Exercise task:
Would you transcribe the whole listing exactly, minus its pictures?
— start Provided information —
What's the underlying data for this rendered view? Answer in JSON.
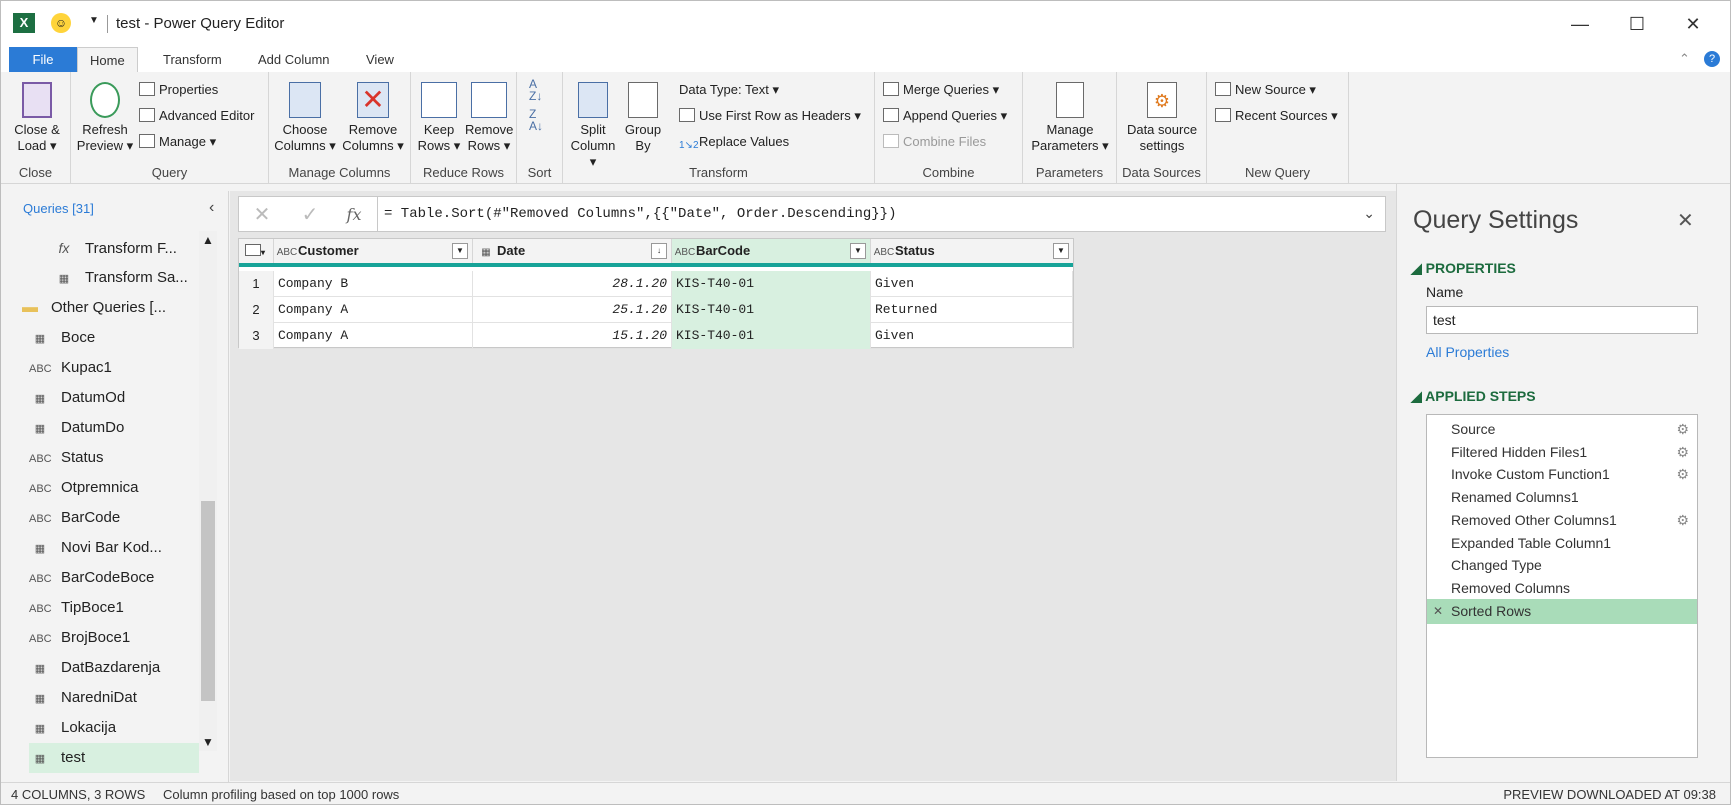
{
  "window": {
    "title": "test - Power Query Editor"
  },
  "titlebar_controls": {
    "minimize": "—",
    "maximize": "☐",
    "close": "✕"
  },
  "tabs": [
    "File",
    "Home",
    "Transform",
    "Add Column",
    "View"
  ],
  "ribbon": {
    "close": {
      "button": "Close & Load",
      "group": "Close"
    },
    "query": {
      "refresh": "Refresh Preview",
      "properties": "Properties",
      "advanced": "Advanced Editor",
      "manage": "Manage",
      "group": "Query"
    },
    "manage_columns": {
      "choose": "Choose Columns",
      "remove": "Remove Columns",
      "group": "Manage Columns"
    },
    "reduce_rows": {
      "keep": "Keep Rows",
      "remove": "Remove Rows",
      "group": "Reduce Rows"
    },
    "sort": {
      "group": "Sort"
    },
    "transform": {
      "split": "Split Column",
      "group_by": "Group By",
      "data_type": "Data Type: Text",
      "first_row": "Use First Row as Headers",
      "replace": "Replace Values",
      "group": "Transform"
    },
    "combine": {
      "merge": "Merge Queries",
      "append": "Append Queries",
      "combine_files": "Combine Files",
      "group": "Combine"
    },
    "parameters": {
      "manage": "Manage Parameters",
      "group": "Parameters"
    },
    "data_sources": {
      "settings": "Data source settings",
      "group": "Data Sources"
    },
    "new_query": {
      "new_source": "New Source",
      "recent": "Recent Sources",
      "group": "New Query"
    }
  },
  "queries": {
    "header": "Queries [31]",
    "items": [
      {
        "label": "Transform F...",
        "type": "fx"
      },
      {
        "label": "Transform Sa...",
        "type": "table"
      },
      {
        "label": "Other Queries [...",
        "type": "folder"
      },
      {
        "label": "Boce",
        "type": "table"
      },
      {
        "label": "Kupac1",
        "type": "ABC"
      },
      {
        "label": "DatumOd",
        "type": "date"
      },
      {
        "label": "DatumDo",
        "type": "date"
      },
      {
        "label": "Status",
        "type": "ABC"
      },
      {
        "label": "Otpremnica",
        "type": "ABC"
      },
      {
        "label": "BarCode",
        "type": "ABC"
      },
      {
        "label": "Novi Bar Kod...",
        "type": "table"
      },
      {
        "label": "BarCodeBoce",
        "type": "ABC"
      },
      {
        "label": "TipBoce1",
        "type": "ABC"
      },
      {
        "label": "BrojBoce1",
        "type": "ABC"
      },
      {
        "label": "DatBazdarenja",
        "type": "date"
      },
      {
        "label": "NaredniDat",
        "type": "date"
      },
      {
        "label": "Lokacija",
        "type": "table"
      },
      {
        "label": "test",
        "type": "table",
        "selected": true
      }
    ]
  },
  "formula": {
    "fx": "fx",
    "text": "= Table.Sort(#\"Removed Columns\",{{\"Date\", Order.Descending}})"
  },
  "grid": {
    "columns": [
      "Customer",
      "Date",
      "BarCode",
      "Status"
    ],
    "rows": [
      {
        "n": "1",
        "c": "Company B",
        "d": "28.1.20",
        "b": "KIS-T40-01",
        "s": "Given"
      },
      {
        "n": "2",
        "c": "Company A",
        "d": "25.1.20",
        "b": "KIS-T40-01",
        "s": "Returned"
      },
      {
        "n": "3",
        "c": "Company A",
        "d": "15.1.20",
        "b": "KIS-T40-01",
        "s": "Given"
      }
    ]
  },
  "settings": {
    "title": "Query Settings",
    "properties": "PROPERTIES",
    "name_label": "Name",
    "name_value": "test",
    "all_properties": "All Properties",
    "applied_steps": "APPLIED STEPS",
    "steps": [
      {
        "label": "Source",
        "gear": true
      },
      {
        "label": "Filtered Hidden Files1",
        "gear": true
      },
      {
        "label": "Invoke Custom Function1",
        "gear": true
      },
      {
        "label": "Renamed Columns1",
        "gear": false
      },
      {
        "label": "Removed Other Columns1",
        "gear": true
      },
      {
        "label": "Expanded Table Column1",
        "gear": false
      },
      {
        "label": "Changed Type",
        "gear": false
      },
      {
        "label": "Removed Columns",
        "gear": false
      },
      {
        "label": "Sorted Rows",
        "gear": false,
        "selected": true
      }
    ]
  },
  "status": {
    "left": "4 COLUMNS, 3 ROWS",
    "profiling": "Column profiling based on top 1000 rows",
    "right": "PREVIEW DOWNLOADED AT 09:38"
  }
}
— end Provided information —
Full output:
What's the underlying data for this rendered view? Answer in JSON.
{
  "window": {
    "title": "test - Power Query Editor"
  },
  "titlebar_controls": {
    "minimize": "—",
    "maximize": "☐",
    "close": "✕"
  },
  "tabs": [
    "File",
    "Home",
    "Transform",
    "Add Column",
    "View"
  ],
  "ribbon": {
    "close": {
      "button": "Close & Load",
      "group": "Close"
    },
    "query": {
      "refresh": "Refresh Preview",
      "properties": "Properties",
      "advanced": "Advanced Editor",
      "manage": "Manage",
      "group": "Query"
    },
    "manage_columns": {
      "choose": "Choose Columns",
      "remove": "Remove Columns",
      "group": "Manage Columns"
    },
    "reduce_rows": {
      "keep": "Keep Rows",
      "remove": "Remove Rows",
      "group": "Reduce Rows"
    },
    "sort": {
      "group": "Sort"
    },
    "transform": {
      "split": "Split Column",
      "group_by": "Group By",
      "data_type": "Data Type: Text",
      "first_row": "Use First Row as Headers",
      "replace": "Replace Values",
      "group": "Transform"
    },
    "combine": {
      "merge": "Merge Queries",
      "append": "Append Queries",
      "combine_files": "Combine Files",
      "group": "Combine"
    },
    "parameters": {
      "manage": "Manage Parameters",
      "group": "Parameters"
    },
    "data_sources": {
      "settings": "Data source settings",
      "group": "Data Sources"
    },
    "new_query": {
      "new_source": "New Source",
      "recent": "Recent Sources",
      "group": "New Query"
    }
  },
  "queries": {
    "header": "Queries [31]",
    "items": [
      {
        "label": "Transform F...",
        "type": "fx"
      },
      {
        "label": "Transform Sa...",
        "type": "table"
      },
      {
        "label": "Other Queries [...",
        "type": "folder"
      },
      {
        "label": "Boce",
        "type": "table"
      },
      {
        "label": "Kupac1",
        "type": "ABC"
      },
      {
        "label": "DatumOd",
        "type": "date"
      },
      {
        "label": "DatumDo",
        "type": "date"
      },
      {
        "label": "Status",
        "type": "ABC"
      },
      {
        "label": "Otpremnica",
        "type": "ABC"
      },
      {
        "label": "BarCode",
        "type": "ABC"
      },
      {
        "label": "Novi Bar Kod...",
        "type": "table"
      },
      {
        "label": "BarCodeBoce",
        "type": "ABC"
      },
      {
        "label": "TipBoce1",
        "type": "ABC"
      },
      {
        "label": "BrojBoce1",
        "type": "ABC"
      },
      {
        "label": "DatBazdarenja",
        "type": "date"
      },
      {
        "label": "NaredniDat",
        "type": "date"
      },
      {
        "label": "Lokacija",
        "type": "table"
      },
      {
        "label": "test",
        "type": "table",
        "selected": true
      }
    ]
  },
  "formula": {
    "fx": "fx",
    "text": "= Table.Sort(#\"Removed Columns\",{{\"Date\", Order.Descending}})"
  },
  "grid": {
    "columns": [
      "Customer",
      "Date",
      "BarCode",
      "Status"
    ],
    "rows": [
      {
        "n": "1",
        "c": "Company B",
        "d": "28.1.20",
        "b": "KIS-T40-01",
        "s": "Given"
      },
      {
        "n": "2",
        "c": "Company A",
        "d": "25.1.20",
        "b": "KIS-T40-01",
        "s": "Returned"
      },
      {
        "n": "3",
        "c": "Company A",
        "d": "15.1.20",
        "b": "KIS-T40-01",
        "s": "Given"
      }
    ]
  },
  "settings": {
    "title": "Query Settings",
    "properties": "PROPERTIES",
    "name_label": "Name",
    "name_value": "test",
    "all_properties": "All Properties",
    "applied_steps": "APPLIED STEPS",
    "steps": [
      {
        "label": "Source",
        "gear": true
      },
      {
        "label": "Filtered Hidden Files1",
        "gear": true
      },
      {
        "label": "Invoke Custom Function1",
        "gear": true
      },
      {
        "label": "Renamed Columns1",
        "gear": false
      },
      {
        "label": "Removed Other Columns1",
        "gear": true
      },
      {
        "label": "Expanded Table Column1",
        "gear": false
      },
      {
        "label": "Changed Type",
        "gear": false
      },
      {
        "label": "Removed Columns",
        "gear": false
      },
      {
        "label": "Sorted Rows",
        "gear": false,
        "selected": true
      }
    ]
  },
  "status": {
    "left": "4 COLUMNS, 3 ROWS",
    "profiling": "Column profiling based on top 1000 rows",
    "right": "PREVIEW DOWNLOADED AT 09:38"
  }
}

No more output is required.